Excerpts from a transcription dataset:
☆ ☆ ☆ ☆ ☆ ☆ ☆
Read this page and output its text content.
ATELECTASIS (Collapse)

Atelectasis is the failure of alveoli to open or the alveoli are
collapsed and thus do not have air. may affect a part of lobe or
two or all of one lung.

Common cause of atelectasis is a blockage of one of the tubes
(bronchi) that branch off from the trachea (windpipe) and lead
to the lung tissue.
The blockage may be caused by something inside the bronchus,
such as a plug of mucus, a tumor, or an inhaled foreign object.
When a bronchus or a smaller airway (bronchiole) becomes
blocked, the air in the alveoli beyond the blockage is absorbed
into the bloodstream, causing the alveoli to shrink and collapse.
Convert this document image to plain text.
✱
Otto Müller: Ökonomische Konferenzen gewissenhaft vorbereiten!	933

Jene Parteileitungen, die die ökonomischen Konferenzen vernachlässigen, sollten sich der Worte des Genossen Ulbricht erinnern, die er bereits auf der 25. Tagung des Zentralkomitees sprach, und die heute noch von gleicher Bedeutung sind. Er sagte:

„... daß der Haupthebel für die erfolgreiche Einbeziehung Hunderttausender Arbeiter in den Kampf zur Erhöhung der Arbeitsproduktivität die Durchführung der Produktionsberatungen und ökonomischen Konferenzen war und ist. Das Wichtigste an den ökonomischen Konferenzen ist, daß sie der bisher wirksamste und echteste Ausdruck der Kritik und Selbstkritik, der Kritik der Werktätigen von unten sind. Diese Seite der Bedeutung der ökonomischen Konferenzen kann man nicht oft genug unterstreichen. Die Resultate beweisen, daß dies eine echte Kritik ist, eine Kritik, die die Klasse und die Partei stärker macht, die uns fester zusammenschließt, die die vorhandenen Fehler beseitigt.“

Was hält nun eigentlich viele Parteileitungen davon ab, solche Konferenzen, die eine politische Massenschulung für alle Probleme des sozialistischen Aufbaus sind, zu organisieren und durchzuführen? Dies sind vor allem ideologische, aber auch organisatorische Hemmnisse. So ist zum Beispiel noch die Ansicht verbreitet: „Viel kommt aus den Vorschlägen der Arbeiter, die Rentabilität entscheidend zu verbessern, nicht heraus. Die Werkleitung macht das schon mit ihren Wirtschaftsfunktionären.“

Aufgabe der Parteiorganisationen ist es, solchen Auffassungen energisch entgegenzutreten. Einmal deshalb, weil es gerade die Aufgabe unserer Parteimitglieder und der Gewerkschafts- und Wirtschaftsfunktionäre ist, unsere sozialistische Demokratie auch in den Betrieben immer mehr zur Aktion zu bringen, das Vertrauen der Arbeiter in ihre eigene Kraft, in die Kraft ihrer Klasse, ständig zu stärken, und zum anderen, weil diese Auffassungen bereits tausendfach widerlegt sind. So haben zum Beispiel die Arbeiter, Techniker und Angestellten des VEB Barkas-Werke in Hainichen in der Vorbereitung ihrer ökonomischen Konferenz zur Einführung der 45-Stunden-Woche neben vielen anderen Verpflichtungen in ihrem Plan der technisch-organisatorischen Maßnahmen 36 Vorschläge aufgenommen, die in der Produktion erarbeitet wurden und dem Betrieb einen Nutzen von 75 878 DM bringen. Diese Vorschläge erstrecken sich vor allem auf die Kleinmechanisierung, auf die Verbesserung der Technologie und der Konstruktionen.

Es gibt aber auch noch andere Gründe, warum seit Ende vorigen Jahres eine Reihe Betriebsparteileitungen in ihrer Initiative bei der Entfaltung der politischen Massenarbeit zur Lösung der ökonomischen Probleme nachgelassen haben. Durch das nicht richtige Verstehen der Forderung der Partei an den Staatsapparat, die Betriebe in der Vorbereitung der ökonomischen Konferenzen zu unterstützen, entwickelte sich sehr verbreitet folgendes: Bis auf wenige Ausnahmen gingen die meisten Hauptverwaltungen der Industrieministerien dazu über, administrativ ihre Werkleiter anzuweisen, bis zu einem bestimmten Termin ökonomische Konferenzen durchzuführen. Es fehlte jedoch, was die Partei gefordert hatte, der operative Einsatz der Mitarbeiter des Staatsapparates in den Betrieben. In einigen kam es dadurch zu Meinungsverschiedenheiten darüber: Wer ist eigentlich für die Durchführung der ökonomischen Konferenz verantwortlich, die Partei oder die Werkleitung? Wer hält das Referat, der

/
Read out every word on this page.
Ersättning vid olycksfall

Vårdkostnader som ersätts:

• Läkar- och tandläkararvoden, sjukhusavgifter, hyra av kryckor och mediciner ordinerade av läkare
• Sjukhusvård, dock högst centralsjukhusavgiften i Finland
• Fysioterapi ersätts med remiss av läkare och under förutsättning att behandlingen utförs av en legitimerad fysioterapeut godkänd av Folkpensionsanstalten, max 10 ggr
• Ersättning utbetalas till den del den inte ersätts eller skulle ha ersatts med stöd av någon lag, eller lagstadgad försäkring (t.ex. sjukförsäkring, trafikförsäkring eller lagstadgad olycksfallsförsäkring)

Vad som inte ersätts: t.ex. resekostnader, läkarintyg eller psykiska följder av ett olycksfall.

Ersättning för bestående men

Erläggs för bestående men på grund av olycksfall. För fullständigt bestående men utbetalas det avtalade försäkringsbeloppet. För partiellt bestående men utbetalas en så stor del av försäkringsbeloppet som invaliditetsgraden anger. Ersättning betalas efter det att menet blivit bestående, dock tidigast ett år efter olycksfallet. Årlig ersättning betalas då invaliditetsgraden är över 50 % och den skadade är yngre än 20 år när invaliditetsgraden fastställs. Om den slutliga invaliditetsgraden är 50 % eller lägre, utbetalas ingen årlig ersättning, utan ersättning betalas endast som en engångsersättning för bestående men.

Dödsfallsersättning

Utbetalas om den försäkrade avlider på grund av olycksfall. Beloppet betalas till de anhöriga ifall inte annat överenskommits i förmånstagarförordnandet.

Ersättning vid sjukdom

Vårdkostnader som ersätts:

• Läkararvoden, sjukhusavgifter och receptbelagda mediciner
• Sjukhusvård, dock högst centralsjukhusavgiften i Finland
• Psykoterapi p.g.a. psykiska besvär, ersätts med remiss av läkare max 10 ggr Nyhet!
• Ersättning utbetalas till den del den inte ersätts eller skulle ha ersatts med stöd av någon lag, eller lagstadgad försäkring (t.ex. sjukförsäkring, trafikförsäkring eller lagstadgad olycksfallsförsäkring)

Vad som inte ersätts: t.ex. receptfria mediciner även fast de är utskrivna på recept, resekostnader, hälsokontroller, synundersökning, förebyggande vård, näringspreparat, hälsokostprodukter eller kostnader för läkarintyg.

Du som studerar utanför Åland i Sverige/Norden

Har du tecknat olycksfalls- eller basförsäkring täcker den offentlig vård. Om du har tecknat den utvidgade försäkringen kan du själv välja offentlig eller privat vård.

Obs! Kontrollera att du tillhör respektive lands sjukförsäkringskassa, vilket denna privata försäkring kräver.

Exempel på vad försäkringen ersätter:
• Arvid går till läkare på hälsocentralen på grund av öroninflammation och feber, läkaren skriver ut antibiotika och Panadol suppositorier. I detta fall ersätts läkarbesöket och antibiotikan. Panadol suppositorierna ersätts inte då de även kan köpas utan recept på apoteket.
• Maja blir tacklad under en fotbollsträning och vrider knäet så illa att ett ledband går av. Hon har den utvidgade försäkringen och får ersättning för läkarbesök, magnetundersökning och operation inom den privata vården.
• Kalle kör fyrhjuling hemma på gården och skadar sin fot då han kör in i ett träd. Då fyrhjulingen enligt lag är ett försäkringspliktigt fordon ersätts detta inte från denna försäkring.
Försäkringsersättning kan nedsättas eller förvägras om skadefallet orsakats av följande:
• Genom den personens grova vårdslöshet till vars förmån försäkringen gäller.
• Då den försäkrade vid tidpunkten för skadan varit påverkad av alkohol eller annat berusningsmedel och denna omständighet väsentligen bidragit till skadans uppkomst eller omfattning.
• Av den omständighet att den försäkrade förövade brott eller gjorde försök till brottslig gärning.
☆ ☆ ☆ ☆ ☆ ☆ ☆
BRIEF -
What is the number of lines in the records above that include the word "blockage"? Reply with that number and nothing more.

RESULT -
3